Determine which lines of the records include the word "text", and copy them.

▼

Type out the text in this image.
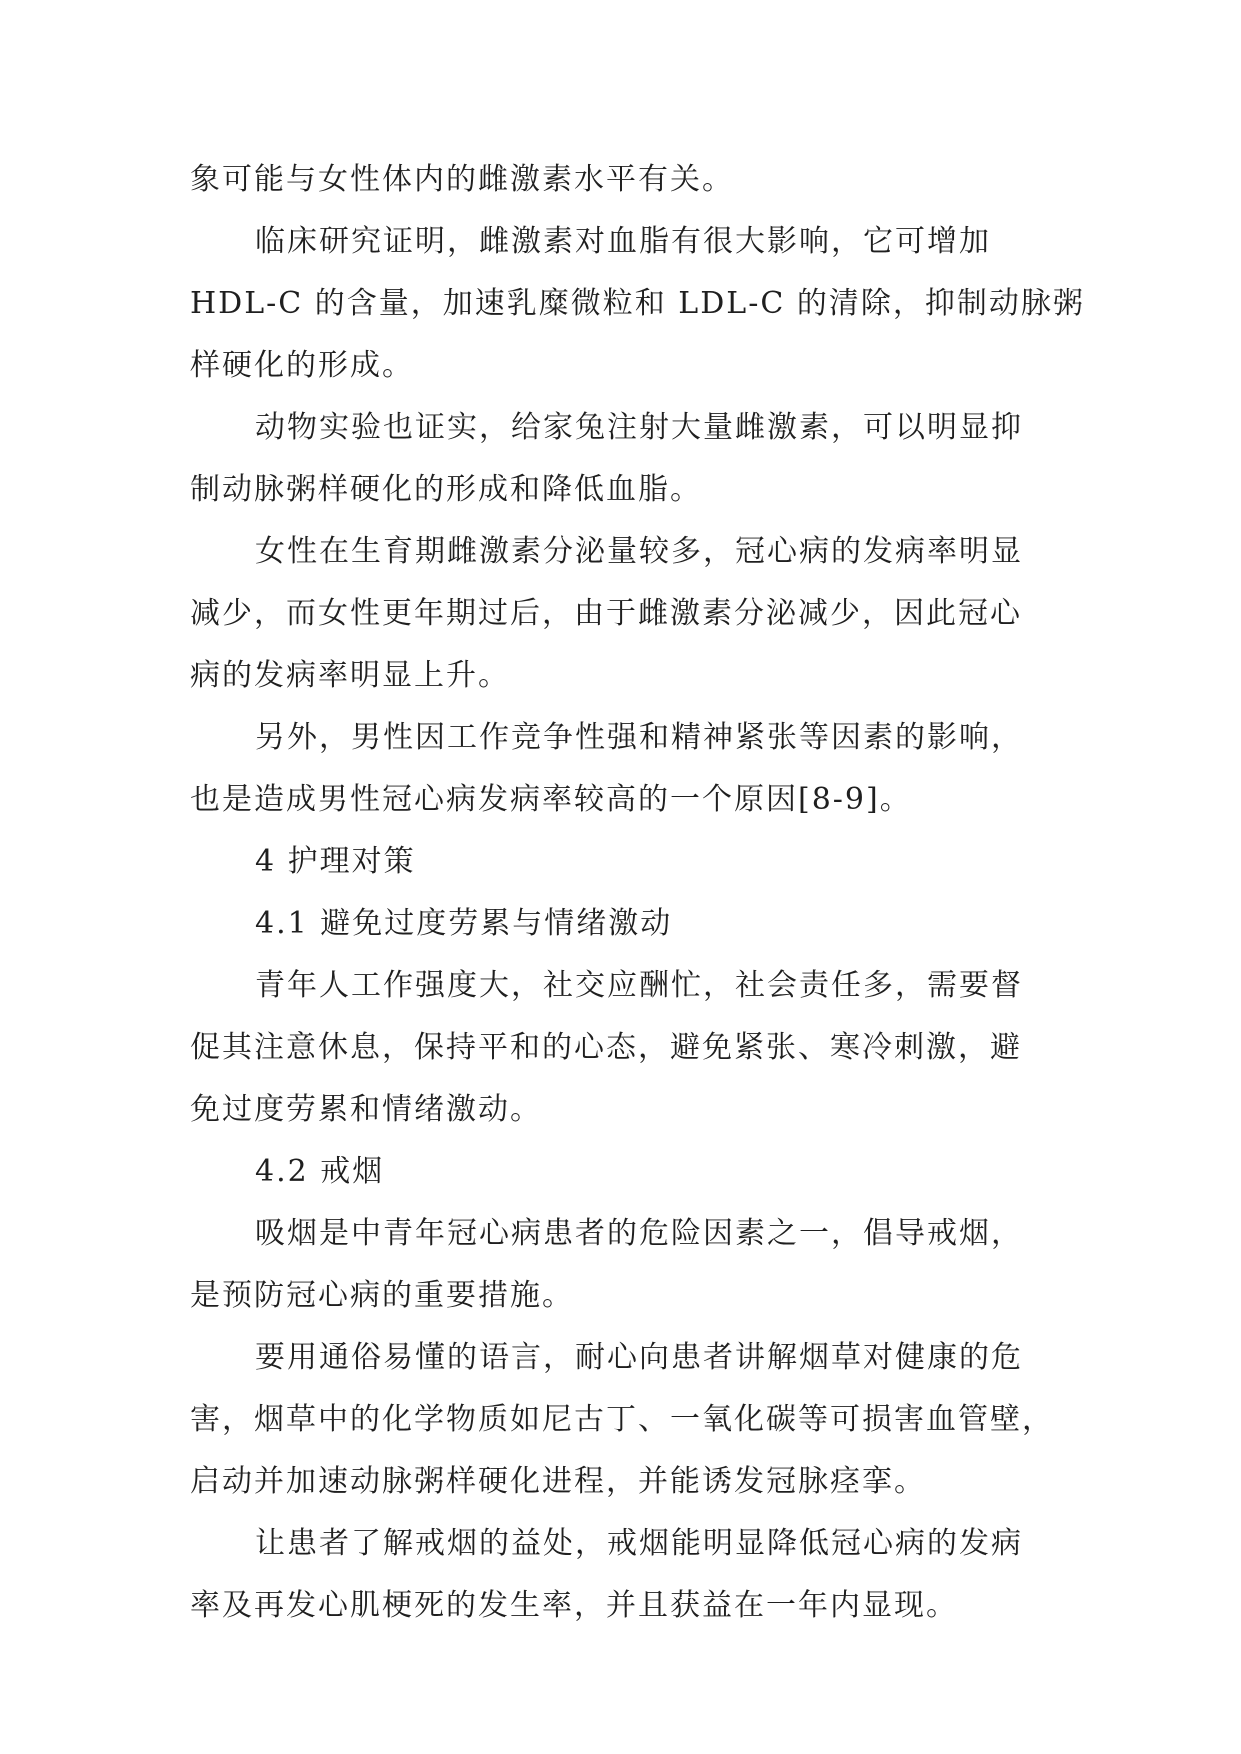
象可能与女性体内的雌激素水平有关。
临床研究证明，雌激素对血脂有很大影响，它可增加
HDL-C 的含量，加速乳糜微粒和 LDL-C 的清除，抑制动脉粥
样硬化的形成。
动物实验也证实，给家兔注射大量雌激素，可以明显抑
制动脉粥样硬化的形成和降低血脂。
女性在生育期雌激素分泌量较多，冠心病的发病率明显
减少，而女性更年期过后，由于雌激素分泌减少，因此冠心
病的发病率明显上升。
另外，男性因工作竞争性强和精神紧张等因素的影响，
也是造成男性冠心病发病率较高的一个原因[8-9]。
4 护理对策
4.1 避免过度劳累与情绪激动
青年人工作强度大，社交应酬忙，社会责任多，需要督
促其注意休息，保持平和的心态，避免紧张、寒冷刺激，避
免过度劳累和情绪激动。
4.2 戒烟
吸烟是中青年冠心病患者的危险因素之一，倡导戒烟，
是预防冠心病的重要措施。
要用通俗易懂的语言，耐心向患者讲解烟草对健康的危
害，烟草中的化学物质如尼古丁、一氧化碳等可损害血管壁，
启动并加速动脉粥样硬化进程，并能诱发冠脉痉挛。
让患者了解戒烟的益处，戒烟能明显降低冠心病的发病
率及再发心肌梗死的发生率，并且获益在一年内显现。
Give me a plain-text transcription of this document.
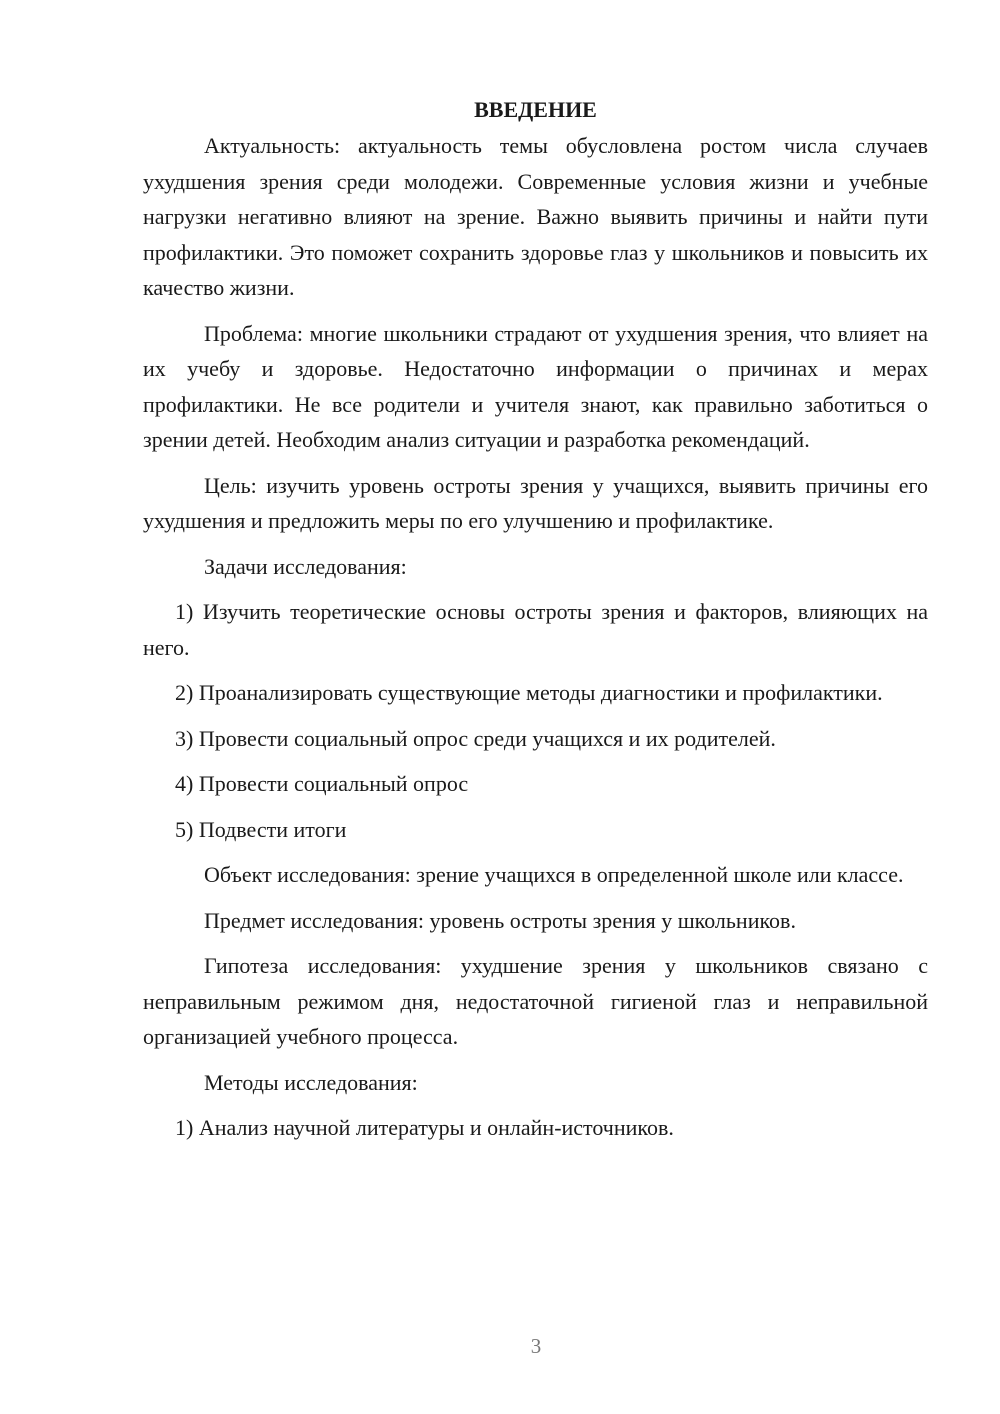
ВВЕДЕНИЕ

Актуальность: актуальность темы обусловлена ростом числа случаев ухудшения зрения среди молодежи. Современные условия жизни и учебные нагрузки негативно влияют на зрение. Важно выявить причины и найти пути профилактики. Это поможет сохранить здоровье глаз у школьников и повысить их качество жизни.

Проблема: многие школьники страдают от ухудшения зрения, что влияет на их учебу и здоровье. Недостаточно информации о причинах и мерах профилактики. Не все родители и учителя знают, как правильно заботиться о зрении детей. Необходим анализ ситуации и разработка рекомендаций.

Цель: изучить уровень остроты зрения у учащихся, выявить причины его ухудшения и предложить меры по его улучшению и профилактике.

Задачи исследования:

1) Изучить теоретические основы остроты зрения и факторов, влияющих на него.

2) Проанализировать существующие методы диагностики и профилактики.

3) Провести социальный опрос среди учащихся и их родителей.

4) Провести социальный опрос

5) Подвести итоги

Объект исследования: зрение учащихся в определенной школе или классе.

Предмет исследования: уровень остроты зрения у школьников.

Гипотеза исследования: ухудшение зрения у школьников связано с неправильным режимом дня, недостаточной гигиеной глаз и неправильной организацией учебного процесса.

Методы исследования:

1) Анализ научной литературы и онлайн-источников.

3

▲

RESULT FOR THIS TASK>
Type out the text in this image.
Give me a plain-text transcription of this document.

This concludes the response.